What you will do: Find and return every line of the data that contains the word "Creatine".

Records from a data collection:
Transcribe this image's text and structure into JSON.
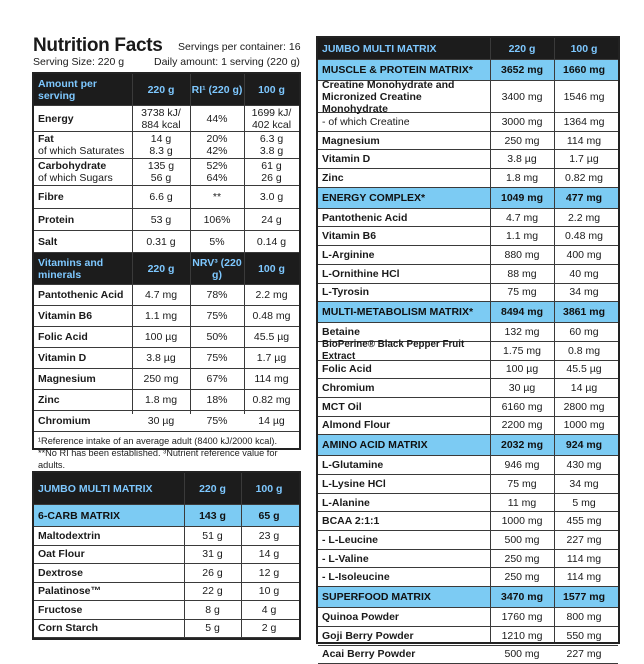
{
  "nutrition": {
    "title": "Nutrition Facts",
    "serving_size": "Serving Size: 220 g",
    "servings_per_container": "Servings per container: 16",
    "daily_amount": "Daily amount: 1 serving (220 g)",
    "main_header": [
      "Amount per serving",
      "220 g",
      "RI¹ (220 g)",
      "100 g"
    ],
    "main_rows": [
      {
        "name": "Energy",
        "v220": "3738 kJ/\n884 kcal",
        "ri": "44%",
        "v100": "1699 kJ/\n402 kcal"
      },
      {
        "name": "Fat\nof which Saturates",
        "v220": "14 g\n8.3 g",
        "ri": "20%\n42%",
        "v100": "6.3 g\n3.8 g"
      },
      {
        "name": "Carbohydrate\nof which Sugars",
        "v220": "135 g\n56 g",
        "ri": "52%\n64%",
        "v100": "61 g\n26 g"
      },
      {
        "name": "Fibre",
        "v220": "6.6 g",
        "ri": "**",
        "v100": "3.0 g"
      },
      {
        "name": "Protein",
        "v220": "53 g",
        "ri": "106%",
        "v100": "24 g"
      },
      {
        "name": "Salt",
        "v220": "0.31 g",
        "ri": "5%",
        "v100": "0.14 g"
      }
    ],
    "vit_header": [
      "Vitamins and minerals",
      "220 g",
      "NRV³ (220 g)",
      "100 g"
    ],
    "vit_rows": [
      {
        "name": "Pantothenic Acid",
        "v220": "4.7 mg",
        "ri": "78%",
        "v100": "2.2 mg"
      },
      {
        "name": "Vitamin B6",
        "v220": "1.1 mg",
        "ri": "75%",
        "v100": "0.48 mg"
      },
      {
        "name": "Folic Acid",
        "v220": "100 µg",
        "ri": "50%",
        "v100": "45.5 µg"
      },
      {
        "name": "Vitamin D",
        "v220": "3.8 µg",
        "ri": "75%",
        "v100": "1.7 µg"
      },
      {
        "name": "Magnesium",
        "v220": "250 mg",
        "ri": "67%",
        "v100": "114 mg"
      },
      {
        "name": "Zinc",
        "v220": "1.8 mg",
        "ri": "18%",
        "v100": "0.82 mg"
      },
      {
        "name": "Chromium",
        "v220": "30 µg",
        "ri": "75%",
        "v100": "14 µg"
      }
    ],
    "footnote_1": "¹Reference intake of an average adult (8400 kJ/2000 kcal).",
    "footnote_2": "**No RI has been established. ³Nutrient reference value for adults."
  },
  "left_matrix": {
    "header": [
      "JUMBO MULTI MATRIX",
      "220 g",
      "100 g"
    ],
    "section": [
      "6-CARB MATRIX",
      "143 g",
      "65 g"
    ],
    "rows": [
      {
        "name": "Maltodextrin",
        "v220": "51 g",
        "v100": "23 g"
      },
      {
        "name": "Oat Flour",
        "v220": "31 g",
        "v100": "14 g"
      },
      {
        "name": "Dextrose",
        "v220": "26 g",
        "v100": "12 g"
      },
      {
        "name": "Palatinose™",
        "v220": "22 g",
        "v100": "10 g"
      },
      {
        "name": "Fructose",
        "v220": "8 g",
        "v100": "4 g"
      },
      {
        "name": "Corn Starch",
        "v220": "5 g",
        "v100": "2 g"
      }
    ]
  },
  "right_matrix": {
    "header": [
      "JUMBO MULTI MATRIX",
      "220 g",
      "100 g"
    ],
    "sections": [
      {
        "title": [
          "MUSCLE & PROTEIN MATRIX*",
          "3652 mg",
          "1660 mg"
        ],
        "rows": [
          {
            "name": "Creatine Monohydrate and\nMicronized Creatine Monohydrate",
            "v220": "3400 mg",
            "v100": "1546 mg",
            "tall": true
          },
          {
            "name": "- of which Creatine",
            "v220": "3000 mg",
            "v100": "1364 mg"
          },
          {
            "name": "Magnesium",
            "v220": "250 mg",
            "v100": "114 mg"
          },
          {
            "name": "Vitamin D",
            "v220": "3.8 µg",
            "v100": "1.7 µg"
          },
          {
            "name": "Zinc",
            "v220": "1.8 mg",
            "v100": "0.82 mg"
          }
        ]
      },
      {
        "title": [
          "ENERGY COMPLEX*",
          "1049 mg",
          "477 mg"
        ],
        "rows": [
          {
            "name": "Pantothenic Acid",
            "v220": "4.7 mg",
            "v100": "2.2 mg"
          },
          {
            "name": "Vitamin B6",
            "v220": "1.1 mg",
            "v100": "0.48 mg"
          },
          {
            "name": "L-Arginine",
            "v220": "880 mg",
            "v100": "400 mg"
          },
          {
            "name": "L-Ornithine HCl",
            "v220": "88 mg",
            "v100": "40 mg"
          },
          {
            "name": "L-Tyrosin",
            "v220": "75 mg",
            "v100": "34 mg"
          }
        ]
      },
      {
        "title": [
          "MULTI-METABOLISM MATRIX*",
          "8494 mg",
          "3861 mg"
        ],
        "rows": [
          {
            "name": "Betaine",
            "v220": "132 mg",
            "v100": "60 mg"
          },
          {
            "name": "BioPerine® Black Pepper Fruit Extract",
            "v220": "1.75 mg",
            "v100": "0.8 mg"
          },
          {
            "name": "Folic Acid",
            "v220": "100 µg",
            "v100": "45.5 µg"
          },
          {
            "name": "Chromium",
            "v220": "30 µg",
            "v100": "14 µg"
          },
          {
            "name": "MCT Oil",
            "v220": "6160 mg",
            "v100": "2800 mg"
          },
          {
            "name": "Almond Flour",
            "v220": "2200 mg",
            "v100": "1000 mg"
          }
        ]
      },
      {
        "title": [
          "AMINO ACID MATRIX",
          "2032 mg",
          "924 mg"
        ],
        "rows": [
          {
            "name": "L-Glutamine",
            "v220": "946 mg",
            "v100": "430 mg"
          },
          {
            "name": "L-Lysine HCl",
            "v220": "75 mg",
            "v100": "34 mg"
          },
          {
            "name": "L-Alanine",
            "v220": "11 mg",
            "v100": "5 mg"
          },
          {
            "name": "BCAA 2:1:1",
            "v220": "1000 mg",
            "v100": "455 mg"
          },
          {
            "name": "- L-Leucine",
            "v220": "500 mg",
            "v100": "227 mg"
          },
          {
            "name": "- L-Valine",
            "v220": "250 mg",
            "v100": "114 mg"
          },
          {
            "name": "- L-Isoleucine",
            "v220": "250 mg",
            "v100": "114 mg"
          }
        ]
      },
      {
        "title": [
          "SUPERFOOD MATRIX",
          "3470 mg",
          "1577 mg"
        ],
        "rows": [
          {
            "name": "Quinoa Powder",
            "v220": "1760 mg",
            "v100": "800 mg"
          },
          {
            "name": "Goji Berry Powder",
            "v220": "1210 mg",
            "v100": "550 mg"
          },
          {
            "name": "Acai Berry Powder",
            "v220": "500 mg",
            "v100": "227 mg"
          }
        ]
      }
    ]
  },
  "colors": {
    "dark_header": "#1c1c1c",
    "header_text": "#7ec8ff",
    "section_blue": "#7ccbf3"
  }
}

Task answer:
            "name": "Creatine Monohydrate and\nMicronized Creatine Monohydrate",
            "name": "- of which Creatine",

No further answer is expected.